To be done:
Check each line of the material. Copy those containing "ylabel".

Dataset entries:

★ ★ ★ ★ ★

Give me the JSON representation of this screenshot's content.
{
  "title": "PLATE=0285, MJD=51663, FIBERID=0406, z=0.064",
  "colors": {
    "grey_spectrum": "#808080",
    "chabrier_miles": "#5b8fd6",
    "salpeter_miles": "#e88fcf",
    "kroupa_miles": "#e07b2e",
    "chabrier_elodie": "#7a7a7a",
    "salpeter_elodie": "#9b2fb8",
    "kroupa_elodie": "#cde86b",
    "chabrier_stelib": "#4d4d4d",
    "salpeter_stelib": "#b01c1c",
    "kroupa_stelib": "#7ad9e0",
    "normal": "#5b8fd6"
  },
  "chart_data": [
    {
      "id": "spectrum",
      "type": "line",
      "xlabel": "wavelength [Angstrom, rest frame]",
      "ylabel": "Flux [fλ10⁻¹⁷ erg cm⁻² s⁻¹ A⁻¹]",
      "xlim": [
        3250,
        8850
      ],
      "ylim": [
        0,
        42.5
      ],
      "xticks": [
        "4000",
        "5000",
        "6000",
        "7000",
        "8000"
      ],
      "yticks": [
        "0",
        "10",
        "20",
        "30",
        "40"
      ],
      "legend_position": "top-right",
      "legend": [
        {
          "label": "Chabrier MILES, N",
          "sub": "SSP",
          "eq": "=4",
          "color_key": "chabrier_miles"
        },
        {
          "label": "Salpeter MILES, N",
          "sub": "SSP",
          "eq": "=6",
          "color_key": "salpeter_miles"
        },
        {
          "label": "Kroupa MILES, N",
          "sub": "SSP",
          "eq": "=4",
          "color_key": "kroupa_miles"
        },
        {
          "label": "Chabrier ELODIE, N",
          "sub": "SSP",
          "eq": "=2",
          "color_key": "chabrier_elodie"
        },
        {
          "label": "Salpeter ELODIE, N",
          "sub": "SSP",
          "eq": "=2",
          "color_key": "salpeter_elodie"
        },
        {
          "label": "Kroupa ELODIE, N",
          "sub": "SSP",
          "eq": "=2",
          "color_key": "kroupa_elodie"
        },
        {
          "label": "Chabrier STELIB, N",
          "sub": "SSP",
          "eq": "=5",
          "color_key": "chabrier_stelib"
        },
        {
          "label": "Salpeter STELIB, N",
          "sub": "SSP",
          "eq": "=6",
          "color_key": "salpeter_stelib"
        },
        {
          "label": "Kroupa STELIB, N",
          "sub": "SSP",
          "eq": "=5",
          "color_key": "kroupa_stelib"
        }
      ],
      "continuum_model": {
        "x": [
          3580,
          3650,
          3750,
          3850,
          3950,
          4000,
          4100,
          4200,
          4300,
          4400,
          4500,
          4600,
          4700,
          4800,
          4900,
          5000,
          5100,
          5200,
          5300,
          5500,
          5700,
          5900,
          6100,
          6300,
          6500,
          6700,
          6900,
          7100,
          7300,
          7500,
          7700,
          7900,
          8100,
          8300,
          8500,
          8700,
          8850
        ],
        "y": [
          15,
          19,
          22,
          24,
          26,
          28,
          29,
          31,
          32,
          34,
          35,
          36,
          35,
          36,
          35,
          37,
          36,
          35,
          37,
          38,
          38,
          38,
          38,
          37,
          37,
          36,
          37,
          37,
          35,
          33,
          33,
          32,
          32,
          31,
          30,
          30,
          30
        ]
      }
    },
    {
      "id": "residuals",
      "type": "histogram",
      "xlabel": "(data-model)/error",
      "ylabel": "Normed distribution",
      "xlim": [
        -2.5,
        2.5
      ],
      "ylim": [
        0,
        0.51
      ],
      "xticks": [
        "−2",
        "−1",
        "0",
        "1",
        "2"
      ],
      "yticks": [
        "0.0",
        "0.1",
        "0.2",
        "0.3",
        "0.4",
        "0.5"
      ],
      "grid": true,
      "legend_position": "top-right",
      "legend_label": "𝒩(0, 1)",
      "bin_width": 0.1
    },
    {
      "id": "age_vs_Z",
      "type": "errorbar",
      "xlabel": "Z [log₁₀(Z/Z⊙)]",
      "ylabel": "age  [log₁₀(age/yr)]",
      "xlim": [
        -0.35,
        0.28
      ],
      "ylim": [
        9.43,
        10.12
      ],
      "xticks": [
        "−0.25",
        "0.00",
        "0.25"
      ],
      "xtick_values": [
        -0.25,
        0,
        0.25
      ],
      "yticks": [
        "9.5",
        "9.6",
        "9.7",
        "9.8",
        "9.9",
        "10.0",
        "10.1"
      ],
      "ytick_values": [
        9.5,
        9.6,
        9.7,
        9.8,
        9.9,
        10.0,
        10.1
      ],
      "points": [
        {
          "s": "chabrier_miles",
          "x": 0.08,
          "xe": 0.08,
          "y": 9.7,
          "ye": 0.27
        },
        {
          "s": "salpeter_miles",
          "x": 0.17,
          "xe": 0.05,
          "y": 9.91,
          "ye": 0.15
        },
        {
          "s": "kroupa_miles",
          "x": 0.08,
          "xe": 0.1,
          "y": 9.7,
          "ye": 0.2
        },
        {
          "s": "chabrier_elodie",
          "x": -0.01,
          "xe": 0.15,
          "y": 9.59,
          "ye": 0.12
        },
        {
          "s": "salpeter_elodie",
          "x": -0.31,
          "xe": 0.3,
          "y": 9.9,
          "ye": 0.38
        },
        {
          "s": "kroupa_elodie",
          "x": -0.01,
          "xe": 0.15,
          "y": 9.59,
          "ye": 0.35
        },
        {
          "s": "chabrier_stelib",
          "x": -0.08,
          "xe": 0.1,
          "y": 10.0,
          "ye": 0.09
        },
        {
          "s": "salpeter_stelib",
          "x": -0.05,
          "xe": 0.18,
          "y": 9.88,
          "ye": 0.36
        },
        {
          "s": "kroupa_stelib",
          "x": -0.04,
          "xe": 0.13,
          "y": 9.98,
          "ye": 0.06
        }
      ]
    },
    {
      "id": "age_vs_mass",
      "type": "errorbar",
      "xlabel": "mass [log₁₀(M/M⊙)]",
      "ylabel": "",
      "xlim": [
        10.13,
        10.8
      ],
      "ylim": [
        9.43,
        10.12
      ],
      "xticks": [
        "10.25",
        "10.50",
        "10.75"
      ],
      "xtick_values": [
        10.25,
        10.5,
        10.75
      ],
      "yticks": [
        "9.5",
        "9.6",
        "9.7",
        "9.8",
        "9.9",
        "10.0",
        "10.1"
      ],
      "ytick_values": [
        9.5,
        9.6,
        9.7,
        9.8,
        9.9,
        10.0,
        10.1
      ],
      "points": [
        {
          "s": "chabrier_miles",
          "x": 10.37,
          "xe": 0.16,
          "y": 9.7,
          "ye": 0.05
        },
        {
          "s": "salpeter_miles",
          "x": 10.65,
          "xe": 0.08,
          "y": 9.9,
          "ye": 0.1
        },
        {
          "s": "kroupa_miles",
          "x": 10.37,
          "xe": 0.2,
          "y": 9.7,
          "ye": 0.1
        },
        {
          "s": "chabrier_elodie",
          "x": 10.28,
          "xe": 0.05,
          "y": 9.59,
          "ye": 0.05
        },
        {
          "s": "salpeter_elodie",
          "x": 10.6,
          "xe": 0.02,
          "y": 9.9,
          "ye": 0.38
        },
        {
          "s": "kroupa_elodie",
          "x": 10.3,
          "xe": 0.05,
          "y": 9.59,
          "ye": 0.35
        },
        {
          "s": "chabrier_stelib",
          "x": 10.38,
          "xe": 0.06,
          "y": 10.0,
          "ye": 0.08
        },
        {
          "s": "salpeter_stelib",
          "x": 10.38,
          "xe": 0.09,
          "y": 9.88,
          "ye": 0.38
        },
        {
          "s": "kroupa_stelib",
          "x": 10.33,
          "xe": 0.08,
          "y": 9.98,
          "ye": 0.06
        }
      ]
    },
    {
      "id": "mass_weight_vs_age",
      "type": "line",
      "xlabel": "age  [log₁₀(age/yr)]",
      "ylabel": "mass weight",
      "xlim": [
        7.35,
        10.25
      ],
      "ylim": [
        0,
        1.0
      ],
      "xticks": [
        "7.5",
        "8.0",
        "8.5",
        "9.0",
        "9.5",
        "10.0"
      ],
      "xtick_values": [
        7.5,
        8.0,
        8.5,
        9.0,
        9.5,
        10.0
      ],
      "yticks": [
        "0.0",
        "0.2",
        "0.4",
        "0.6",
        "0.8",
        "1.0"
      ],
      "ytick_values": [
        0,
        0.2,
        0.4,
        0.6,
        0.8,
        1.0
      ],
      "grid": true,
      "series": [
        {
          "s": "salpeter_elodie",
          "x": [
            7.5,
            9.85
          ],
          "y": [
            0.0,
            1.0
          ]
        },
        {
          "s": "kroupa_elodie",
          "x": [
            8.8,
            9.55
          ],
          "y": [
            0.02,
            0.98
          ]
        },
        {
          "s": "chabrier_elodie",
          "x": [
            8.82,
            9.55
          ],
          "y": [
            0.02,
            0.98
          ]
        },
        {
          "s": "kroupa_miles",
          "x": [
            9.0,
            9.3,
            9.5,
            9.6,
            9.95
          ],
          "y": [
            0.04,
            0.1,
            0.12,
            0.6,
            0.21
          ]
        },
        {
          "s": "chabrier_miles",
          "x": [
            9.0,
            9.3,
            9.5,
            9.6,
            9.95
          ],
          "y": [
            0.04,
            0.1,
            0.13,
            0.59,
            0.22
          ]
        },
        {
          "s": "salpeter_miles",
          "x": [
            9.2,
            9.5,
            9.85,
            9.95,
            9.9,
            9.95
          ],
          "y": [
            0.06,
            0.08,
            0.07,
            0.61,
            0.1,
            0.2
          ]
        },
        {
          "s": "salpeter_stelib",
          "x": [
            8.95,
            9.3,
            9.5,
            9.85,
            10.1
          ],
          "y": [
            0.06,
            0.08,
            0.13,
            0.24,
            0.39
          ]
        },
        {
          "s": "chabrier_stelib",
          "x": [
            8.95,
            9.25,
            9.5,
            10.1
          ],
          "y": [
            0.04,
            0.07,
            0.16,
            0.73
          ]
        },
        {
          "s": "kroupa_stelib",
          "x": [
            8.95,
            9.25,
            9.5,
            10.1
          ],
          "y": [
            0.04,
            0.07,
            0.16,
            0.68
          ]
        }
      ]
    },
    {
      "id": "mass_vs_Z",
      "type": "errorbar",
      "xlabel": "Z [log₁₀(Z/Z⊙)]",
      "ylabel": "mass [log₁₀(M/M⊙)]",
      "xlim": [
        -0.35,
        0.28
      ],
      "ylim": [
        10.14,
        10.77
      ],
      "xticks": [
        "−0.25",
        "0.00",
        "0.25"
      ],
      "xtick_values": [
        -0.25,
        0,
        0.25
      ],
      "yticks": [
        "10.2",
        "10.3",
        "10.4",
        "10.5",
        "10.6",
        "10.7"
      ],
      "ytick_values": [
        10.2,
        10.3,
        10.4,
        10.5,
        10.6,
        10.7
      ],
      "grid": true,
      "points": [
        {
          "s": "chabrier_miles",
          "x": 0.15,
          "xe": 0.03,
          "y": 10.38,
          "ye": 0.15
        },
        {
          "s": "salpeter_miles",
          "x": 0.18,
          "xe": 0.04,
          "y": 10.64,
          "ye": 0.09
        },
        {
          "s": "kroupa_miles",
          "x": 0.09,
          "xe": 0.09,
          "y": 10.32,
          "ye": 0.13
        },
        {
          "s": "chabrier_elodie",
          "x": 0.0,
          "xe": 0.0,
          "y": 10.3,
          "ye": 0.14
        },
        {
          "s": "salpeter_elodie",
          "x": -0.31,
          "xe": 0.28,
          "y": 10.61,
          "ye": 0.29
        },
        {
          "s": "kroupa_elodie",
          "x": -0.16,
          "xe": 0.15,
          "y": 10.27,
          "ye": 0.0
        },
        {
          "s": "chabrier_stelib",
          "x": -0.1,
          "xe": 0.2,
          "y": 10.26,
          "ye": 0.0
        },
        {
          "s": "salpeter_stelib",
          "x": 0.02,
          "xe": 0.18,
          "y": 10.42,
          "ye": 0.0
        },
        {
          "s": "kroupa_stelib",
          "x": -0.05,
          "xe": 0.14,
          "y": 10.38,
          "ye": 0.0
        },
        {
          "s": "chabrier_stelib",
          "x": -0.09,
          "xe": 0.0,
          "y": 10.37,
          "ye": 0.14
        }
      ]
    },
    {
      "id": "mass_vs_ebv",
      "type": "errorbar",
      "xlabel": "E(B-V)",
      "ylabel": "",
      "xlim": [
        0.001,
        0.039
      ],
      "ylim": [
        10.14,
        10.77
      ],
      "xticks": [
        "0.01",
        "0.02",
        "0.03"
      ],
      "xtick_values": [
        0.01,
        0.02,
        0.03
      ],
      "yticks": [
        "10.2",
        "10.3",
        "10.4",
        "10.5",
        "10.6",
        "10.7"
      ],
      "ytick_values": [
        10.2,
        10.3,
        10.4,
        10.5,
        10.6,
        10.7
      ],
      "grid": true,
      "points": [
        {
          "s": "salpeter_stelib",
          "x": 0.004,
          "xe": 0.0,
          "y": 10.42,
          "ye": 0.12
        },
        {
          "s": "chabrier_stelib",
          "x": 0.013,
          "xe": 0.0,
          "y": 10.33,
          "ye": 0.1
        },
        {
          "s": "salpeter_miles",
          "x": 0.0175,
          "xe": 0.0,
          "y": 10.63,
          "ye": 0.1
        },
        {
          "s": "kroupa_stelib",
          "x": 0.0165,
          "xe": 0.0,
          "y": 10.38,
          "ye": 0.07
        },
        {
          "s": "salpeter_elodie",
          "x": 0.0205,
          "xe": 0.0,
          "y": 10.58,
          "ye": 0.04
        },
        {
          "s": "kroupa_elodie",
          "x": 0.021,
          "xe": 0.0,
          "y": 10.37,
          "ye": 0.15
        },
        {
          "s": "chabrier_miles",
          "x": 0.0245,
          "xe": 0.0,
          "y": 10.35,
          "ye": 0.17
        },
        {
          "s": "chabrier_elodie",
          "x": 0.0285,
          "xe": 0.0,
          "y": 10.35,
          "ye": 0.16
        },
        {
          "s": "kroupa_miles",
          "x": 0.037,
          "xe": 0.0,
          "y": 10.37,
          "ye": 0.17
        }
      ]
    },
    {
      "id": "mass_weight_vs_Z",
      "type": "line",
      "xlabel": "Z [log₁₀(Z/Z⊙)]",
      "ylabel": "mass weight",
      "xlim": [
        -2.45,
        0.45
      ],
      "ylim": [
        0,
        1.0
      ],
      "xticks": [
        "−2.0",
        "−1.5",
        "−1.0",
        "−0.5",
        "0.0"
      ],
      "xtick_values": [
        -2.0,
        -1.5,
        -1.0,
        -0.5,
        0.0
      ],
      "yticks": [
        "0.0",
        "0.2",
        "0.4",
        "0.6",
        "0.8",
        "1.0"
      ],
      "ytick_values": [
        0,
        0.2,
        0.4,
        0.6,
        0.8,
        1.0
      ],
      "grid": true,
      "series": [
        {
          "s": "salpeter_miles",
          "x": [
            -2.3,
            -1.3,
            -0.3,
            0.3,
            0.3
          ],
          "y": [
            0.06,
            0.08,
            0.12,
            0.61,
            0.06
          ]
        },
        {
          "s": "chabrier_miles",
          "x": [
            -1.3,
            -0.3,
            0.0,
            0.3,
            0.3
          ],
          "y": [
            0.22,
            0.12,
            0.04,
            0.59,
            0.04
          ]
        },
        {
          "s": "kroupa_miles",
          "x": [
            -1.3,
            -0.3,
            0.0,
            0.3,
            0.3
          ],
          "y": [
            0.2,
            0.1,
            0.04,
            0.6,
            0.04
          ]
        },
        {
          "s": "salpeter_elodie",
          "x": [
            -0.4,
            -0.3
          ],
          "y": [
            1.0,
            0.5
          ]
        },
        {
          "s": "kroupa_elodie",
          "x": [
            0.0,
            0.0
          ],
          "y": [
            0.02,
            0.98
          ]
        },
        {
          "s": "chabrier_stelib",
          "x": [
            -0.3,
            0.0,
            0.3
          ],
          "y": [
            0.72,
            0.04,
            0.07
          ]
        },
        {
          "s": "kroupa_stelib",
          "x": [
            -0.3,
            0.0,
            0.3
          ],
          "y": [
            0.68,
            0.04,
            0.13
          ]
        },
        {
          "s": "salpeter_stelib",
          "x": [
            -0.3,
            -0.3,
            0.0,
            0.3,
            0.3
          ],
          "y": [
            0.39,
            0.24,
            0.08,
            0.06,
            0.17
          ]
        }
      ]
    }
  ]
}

★ ★ ★ ★ ★

Correct answer:
      "ylabel": "Flux [fλ10⁻¹⁷ erg cm⁻² s⁻¹ A⁻¹]",
      "ylabel": "Normed distribution",
      "ylabel": "age  [log₁₀(age/yr)]",
      "ylabel": "",
      "ylabel": "mass weight",
      "ylabel": "mass [log₁₀(M/M⊙)]",
      "ylabel": "",
      "ylabel": "mass weight",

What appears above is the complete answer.